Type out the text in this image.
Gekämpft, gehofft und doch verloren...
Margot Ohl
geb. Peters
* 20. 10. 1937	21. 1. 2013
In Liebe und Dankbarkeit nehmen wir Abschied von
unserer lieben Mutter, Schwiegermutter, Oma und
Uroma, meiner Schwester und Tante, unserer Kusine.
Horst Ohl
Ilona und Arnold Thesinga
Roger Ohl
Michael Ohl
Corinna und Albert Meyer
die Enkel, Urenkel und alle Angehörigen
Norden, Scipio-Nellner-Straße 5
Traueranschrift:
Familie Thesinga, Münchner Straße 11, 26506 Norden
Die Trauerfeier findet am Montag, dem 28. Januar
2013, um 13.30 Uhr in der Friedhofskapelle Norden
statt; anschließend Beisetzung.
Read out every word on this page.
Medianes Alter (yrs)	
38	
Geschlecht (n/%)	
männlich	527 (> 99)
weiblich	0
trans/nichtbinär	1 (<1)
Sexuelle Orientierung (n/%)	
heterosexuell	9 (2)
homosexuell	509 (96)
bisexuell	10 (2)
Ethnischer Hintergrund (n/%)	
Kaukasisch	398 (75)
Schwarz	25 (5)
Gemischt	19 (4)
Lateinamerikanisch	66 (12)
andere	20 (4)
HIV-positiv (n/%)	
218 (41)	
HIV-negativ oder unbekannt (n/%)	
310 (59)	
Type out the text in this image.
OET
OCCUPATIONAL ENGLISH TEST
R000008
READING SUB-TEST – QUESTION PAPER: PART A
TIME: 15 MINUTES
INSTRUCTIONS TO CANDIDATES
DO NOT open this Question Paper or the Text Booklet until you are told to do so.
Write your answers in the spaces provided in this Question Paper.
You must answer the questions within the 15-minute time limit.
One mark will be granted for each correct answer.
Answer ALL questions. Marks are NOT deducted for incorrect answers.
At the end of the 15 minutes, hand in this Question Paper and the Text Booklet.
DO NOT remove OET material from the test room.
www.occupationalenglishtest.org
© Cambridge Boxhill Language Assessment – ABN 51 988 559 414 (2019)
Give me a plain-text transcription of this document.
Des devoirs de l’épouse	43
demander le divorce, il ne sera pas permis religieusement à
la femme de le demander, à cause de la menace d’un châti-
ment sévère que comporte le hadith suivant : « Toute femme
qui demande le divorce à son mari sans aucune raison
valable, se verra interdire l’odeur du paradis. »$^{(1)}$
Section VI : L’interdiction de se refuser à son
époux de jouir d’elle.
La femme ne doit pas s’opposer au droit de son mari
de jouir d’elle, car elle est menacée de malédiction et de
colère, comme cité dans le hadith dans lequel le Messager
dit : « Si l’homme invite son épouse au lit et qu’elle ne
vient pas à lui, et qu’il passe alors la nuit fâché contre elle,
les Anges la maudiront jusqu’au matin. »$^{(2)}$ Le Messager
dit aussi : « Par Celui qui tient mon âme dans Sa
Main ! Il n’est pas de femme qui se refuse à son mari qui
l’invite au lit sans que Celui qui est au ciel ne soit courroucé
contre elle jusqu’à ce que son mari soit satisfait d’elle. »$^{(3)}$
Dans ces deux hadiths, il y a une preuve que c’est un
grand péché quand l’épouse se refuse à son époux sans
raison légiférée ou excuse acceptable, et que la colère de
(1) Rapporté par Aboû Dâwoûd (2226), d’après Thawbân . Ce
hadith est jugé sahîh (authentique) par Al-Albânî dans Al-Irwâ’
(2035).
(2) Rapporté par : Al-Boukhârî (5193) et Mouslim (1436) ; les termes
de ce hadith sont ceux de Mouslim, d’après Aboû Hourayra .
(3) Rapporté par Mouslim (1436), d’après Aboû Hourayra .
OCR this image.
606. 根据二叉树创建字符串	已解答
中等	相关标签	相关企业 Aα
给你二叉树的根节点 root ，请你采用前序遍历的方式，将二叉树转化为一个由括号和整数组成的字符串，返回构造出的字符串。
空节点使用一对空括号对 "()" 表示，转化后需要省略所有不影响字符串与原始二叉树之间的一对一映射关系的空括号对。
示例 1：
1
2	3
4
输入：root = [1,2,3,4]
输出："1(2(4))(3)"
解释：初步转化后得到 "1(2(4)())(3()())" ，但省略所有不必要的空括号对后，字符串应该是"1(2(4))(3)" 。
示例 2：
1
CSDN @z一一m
+-------+
#### Aim of the task
Review the material and copy each line in which the word "colère" appears.

#### Full solution
colère, comme cité dans le hadith dans lequel le Messager
raison légiférée ou excuse acceptable, et que la colère de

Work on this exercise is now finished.